**What to produce:** Exact repetition is required: output every record in full.

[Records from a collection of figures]

********

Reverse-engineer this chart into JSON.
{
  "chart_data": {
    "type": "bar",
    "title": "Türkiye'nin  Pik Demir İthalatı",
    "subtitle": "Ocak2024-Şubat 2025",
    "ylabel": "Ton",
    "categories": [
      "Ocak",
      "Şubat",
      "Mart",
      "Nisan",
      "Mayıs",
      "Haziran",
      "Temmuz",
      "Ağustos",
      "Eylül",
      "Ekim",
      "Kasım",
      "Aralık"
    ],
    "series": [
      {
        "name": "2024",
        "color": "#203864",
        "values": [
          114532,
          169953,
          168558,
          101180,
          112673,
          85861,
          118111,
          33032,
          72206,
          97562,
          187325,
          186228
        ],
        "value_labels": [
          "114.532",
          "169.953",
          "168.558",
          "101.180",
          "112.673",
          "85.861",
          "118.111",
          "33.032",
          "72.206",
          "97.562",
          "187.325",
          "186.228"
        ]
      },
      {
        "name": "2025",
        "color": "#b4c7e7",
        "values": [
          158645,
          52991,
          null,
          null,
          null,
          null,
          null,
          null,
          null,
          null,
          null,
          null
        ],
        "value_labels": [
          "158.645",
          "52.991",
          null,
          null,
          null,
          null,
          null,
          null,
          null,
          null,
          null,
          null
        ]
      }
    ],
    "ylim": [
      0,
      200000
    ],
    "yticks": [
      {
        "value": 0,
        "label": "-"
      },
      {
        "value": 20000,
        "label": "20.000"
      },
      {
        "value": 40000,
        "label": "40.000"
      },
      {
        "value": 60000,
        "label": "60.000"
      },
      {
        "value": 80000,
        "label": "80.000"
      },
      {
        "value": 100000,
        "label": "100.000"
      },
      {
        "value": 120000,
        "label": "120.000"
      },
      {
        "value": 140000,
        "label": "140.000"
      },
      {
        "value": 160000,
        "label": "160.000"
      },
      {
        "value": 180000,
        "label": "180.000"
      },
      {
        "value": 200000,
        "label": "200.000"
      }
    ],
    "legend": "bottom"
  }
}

********

**The result:**
Reverse-engineer this chart into JSON.
{
  "chart_data": {
    "type": "bar",
    "title": "Türkiye'nin  Pik Demir İthalatı",
    "subtitle": "Ocak2024-Şubat 2025",
    "ylabel": "Ton",
    "categories": [
      "Ocak",
      "Şubat",
      "Mart",
      "Nisan",
      "Mayıs",
      "Haziran",
      "Temmuz",
      "Ağustos",
      "Eylül",
      "Ekim",
      "Kasım",
      "Aralık"
    ],
    "series": [
      {
        "name": "2024",
        "color": "#203864",
        "values": [
          114532,
          169953,
          168558,
          101180,
          112673,
          85861,
          118111,
          33032,
          72206,
          97562,
          187325,
          186228
        ],
        "value_labels": [
          "114.532",
          "169.953",
          "168.558",
          "101.180",
          "112.673",
          "85.861",
          "118.111",
          "33.032",
          "72.206",
          "97.562",
          "187.325",
          "186.228"
        ]
      },
      {
        "name": "2025",
        "color": "#b4c7e7",
        "values": [
          158645,
          52991,
          null,
          null,
          null,
          null,
          null,
          null,
          null,
          null,
          null,
          null
        ],
        "value_labels": [
          "158.645",
          "52.991",
          null,
          null,
          null,
          null,
          null,
          null,
          null,
          null,
          null,
          null
        ]
      }
    ],
    "ylim": [
      0,
      200000
    ],
    "yticks": [
      {
        "value": 0,
        "label": "-"
      },
      {
        "value": 20000,
        "label": "20.000"
      },
      {
        "value": 40000,
        "label": "40.000"
      },
      {
        "value": 60000,
        "label": "60.000"
      },
      {
        "value": 80000,
        "label": "80.000"
      },
      {
        "value": 100000,
        "label": "100.000"
      },
      {
        "value": 120000,
        "label": "120.000"
      },
      {
        "value": 140000,
        "label": "140.000"
      },
      {
        "value": 160000,
        "label": "160.000"
      },
      {
        "value": 180000,
        "label": "180.000"
      },
      {
        "value": 200000,
        "label": "200.000"
      }
    ],
    "legend": "bottom"
  }
}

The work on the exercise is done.